• _SET PROBLEM_:
Reproduce the data below verbatim from the line containing "Give me the" through its final line, and produce nothing more.

(Data extracted from a collection)
---------------

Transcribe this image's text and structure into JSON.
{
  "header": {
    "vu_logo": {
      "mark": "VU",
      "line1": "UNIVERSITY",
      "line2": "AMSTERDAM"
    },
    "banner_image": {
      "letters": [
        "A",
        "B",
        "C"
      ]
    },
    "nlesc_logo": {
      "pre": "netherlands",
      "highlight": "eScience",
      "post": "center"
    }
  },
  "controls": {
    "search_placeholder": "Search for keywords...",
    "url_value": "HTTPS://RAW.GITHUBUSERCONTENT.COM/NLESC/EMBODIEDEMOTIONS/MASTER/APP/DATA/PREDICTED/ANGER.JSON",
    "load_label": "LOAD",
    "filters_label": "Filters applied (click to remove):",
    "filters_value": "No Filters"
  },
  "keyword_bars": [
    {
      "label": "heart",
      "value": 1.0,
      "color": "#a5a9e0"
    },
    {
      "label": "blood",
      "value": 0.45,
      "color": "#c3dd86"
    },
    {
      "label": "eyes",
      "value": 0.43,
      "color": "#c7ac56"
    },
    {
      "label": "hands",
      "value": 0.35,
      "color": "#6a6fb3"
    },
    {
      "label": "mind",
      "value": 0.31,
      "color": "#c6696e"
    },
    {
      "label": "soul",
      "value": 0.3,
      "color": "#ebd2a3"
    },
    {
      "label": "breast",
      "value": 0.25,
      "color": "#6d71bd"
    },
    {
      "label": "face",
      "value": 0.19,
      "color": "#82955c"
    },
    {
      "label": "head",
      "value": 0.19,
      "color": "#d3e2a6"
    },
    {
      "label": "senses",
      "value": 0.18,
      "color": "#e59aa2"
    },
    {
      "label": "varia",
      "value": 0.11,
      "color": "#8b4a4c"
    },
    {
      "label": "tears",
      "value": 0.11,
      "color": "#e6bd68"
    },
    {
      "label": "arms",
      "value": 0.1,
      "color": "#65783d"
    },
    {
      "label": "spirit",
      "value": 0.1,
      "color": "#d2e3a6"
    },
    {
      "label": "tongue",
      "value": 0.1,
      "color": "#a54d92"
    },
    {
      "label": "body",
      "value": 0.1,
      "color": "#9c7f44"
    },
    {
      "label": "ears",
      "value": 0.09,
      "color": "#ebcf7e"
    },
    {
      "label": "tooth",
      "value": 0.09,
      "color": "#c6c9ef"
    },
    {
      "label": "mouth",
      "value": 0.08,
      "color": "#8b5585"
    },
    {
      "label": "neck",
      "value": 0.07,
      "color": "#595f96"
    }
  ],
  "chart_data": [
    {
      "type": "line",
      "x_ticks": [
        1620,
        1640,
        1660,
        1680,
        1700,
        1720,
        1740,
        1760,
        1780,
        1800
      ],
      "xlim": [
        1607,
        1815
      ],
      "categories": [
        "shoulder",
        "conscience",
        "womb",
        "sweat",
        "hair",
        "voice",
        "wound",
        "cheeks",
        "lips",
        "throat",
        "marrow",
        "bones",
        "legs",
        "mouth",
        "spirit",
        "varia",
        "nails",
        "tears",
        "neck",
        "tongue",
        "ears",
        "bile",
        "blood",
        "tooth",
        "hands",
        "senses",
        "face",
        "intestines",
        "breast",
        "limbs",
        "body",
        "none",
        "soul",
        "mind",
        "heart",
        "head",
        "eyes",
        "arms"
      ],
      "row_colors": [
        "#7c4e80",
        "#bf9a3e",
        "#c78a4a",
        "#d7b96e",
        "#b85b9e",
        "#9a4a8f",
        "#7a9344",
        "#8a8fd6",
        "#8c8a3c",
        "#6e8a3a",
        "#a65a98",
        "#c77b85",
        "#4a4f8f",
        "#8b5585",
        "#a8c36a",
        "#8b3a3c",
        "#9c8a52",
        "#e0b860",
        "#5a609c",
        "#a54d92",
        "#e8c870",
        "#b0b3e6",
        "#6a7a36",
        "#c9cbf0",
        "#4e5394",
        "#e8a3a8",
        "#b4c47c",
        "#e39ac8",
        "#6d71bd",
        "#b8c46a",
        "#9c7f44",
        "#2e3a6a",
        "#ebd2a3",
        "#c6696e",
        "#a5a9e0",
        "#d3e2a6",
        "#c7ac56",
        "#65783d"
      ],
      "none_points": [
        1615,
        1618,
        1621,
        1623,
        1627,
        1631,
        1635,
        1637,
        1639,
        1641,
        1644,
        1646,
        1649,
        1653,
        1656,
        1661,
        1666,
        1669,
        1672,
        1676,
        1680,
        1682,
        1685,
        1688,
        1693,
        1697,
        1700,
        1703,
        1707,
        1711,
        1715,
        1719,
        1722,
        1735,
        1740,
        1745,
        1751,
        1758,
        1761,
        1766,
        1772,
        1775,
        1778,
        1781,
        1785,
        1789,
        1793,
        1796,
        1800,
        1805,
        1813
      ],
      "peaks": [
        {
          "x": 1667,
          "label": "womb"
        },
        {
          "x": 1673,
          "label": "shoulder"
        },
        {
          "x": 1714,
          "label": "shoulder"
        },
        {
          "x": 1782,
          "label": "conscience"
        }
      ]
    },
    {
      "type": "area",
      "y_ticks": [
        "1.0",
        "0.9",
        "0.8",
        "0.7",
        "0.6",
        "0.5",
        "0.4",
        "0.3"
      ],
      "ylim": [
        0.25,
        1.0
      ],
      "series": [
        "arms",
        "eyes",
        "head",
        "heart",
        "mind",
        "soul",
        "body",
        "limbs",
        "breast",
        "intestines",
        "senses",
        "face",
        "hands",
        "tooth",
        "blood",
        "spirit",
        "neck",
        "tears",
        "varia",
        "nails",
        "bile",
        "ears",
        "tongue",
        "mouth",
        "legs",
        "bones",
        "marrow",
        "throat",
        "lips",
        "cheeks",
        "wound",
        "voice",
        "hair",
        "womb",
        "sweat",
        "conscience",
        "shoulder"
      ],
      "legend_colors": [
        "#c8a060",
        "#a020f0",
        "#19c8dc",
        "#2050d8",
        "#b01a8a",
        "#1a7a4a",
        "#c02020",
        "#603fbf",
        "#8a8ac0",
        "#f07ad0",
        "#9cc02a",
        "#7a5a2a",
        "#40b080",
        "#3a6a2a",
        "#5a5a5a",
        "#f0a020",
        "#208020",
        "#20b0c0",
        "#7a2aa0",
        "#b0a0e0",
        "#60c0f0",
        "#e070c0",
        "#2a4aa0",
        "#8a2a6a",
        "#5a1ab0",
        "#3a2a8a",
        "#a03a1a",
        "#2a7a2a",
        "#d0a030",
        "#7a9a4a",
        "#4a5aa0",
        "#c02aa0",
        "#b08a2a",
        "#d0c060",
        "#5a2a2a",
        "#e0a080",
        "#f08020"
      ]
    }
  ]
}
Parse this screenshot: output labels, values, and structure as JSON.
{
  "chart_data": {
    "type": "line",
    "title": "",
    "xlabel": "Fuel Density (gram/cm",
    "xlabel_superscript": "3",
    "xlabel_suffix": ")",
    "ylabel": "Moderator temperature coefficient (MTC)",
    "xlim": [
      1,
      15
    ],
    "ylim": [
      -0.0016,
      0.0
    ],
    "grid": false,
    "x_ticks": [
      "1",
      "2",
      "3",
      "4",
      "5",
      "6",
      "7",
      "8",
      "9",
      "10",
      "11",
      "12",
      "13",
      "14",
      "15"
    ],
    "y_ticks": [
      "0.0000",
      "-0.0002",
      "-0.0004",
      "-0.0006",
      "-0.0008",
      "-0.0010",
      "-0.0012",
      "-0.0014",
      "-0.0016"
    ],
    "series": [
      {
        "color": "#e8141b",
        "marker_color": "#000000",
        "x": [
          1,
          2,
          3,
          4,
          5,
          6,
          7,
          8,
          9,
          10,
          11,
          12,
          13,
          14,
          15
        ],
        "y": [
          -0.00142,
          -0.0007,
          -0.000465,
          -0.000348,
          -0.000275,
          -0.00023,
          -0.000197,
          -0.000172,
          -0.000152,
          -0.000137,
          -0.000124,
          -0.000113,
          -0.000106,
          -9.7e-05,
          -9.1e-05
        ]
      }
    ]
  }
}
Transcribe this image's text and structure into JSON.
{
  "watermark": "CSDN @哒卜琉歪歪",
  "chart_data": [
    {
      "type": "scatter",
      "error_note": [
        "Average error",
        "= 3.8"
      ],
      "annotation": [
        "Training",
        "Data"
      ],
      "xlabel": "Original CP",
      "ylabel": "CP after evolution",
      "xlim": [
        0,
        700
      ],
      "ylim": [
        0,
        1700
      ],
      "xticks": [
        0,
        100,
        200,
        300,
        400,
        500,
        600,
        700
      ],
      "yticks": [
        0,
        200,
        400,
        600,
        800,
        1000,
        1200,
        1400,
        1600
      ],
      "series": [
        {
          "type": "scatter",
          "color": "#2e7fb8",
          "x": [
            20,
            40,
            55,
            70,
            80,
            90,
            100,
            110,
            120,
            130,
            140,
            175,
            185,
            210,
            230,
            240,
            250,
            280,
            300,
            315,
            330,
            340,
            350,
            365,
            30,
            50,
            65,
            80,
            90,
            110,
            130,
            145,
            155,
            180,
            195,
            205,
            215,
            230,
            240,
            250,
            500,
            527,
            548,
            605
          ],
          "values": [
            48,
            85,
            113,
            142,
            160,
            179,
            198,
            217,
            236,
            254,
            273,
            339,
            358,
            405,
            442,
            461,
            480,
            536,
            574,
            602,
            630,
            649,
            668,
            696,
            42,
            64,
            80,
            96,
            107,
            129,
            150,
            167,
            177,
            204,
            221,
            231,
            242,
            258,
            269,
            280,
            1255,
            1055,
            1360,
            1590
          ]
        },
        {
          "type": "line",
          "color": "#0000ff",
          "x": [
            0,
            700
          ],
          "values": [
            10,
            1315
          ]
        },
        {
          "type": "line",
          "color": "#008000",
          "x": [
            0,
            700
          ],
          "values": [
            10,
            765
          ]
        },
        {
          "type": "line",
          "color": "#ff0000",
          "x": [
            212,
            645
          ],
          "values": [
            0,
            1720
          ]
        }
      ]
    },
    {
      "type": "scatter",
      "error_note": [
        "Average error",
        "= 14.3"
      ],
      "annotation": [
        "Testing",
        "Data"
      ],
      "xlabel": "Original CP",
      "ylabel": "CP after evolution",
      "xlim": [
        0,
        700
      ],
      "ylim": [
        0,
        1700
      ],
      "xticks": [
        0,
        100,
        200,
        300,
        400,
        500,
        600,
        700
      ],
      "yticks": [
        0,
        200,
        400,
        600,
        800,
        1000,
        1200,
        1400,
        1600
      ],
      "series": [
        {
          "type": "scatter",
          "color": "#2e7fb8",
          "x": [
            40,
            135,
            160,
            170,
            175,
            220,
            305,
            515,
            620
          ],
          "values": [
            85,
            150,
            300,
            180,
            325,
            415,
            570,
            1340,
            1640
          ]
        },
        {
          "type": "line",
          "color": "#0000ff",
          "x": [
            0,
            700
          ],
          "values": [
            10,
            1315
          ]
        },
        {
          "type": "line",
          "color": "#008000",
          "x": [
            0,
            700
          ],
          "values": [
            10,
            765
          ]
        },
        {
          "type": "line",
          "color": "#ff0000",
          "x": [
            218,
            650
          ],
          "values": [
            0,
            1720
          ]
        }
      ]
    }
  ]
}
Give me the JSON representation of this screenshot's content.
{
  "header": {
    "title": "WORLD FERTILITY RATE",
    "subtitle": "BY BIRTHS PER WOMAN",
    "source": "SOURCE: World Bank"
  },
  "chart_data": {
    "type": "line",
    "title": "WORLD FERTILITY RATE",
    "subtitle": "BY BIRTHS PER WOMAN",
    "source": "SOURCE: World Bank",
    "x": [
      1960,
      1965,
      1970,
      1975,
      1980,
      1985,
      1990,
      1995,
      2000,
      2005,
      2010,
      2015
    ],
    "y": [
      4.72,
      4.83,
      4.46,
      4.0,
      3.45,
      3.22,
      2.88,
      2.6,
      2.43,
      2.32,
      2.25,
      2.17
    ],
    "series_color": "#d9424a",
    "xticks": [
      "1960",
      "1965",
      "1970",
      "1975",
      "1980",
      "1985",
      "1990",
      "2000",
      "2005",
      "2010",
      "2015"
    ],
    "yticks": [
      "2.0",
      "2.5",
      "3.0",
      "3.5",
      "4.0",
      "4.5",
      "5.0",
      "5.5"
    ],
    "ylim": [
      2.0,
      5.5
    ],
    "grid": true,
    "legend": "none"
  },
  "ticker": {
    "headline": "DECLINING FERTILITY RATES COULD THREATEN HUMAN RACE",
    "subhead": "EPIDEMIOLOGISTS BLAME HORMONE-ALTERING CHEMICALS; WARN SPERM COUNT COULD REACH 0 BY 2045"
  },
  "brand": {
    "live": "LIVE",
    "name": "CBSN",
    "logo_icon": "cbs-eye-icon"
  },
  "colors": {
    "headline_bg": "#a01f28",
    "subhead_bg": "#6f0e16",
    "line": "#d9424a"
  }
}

---------------

• _RESULT OF THE TASK_:
Give me the JSON representation of this screenshot's content.
{
  "header": {
    "title": "WORLD FERTILITY RATE",
    "subtitle": "BY BIRTHS PER WOMAN",
    "source": "SOURCE: World Bank"
  },
  "chart_data": {
    "type": "line",
    "title": "WORLD FERTILITY RATE",
    "subtitle": "BY BIRTHS PER WOMAN",
    "source": "SOURCE: World Bank",
    "x": [
      1960,
      1965,
      1970,
      1975,
      1980,
      1985,
      1990,
      1995,
      2000,
      2005,
      2010,
      2015
    ],
    "y": [
      4.72,
      4.83,
      4.46,
      4.0,
      3.45,
      3.22,
      2.88,
      2.6,
      2.43,
      2.32,
      2.25,
      2.17
    ],
    "series_color": "#d9424a",
    "xticks": [
      "1960",
      "1965",
      "1970",
      "1975",
      "1980",
      "1985",
      "1990",
      "2000",
      "2005",
      "2010",
      "2015"
    ],
    "yticks": [
      "2.0",
      "2.5",
      "3.0",
      "3.5",
      "4.0",
      "4.5",
      "5.0",
      "5.5"
    ],
    "ylim": [
      2.0,
      5.5
    ],
    "grid": true,
    "legend": "none"
  },
  "ticker": {
    "headline": "DECLINING FERTILITY RATES COULD THREATEN HUMAN RACE",
    "subhead": "EPIDEMIOLOGISTS BLAME HORMONE-ALTERING CHEMICALS; WARN SPERM COUNT COULD REACH 0 BY 2045"
  },
  "brand": {
    "live": "LIVE",
    "name": "CBSN",
    "logo_icon": "cbs-eye-icon"
  },
  "colors": {
    "headline_bg": "#a01f28",
    "subhead_bg": "#6f0e16",
    "line": "#d9424a"
  }
}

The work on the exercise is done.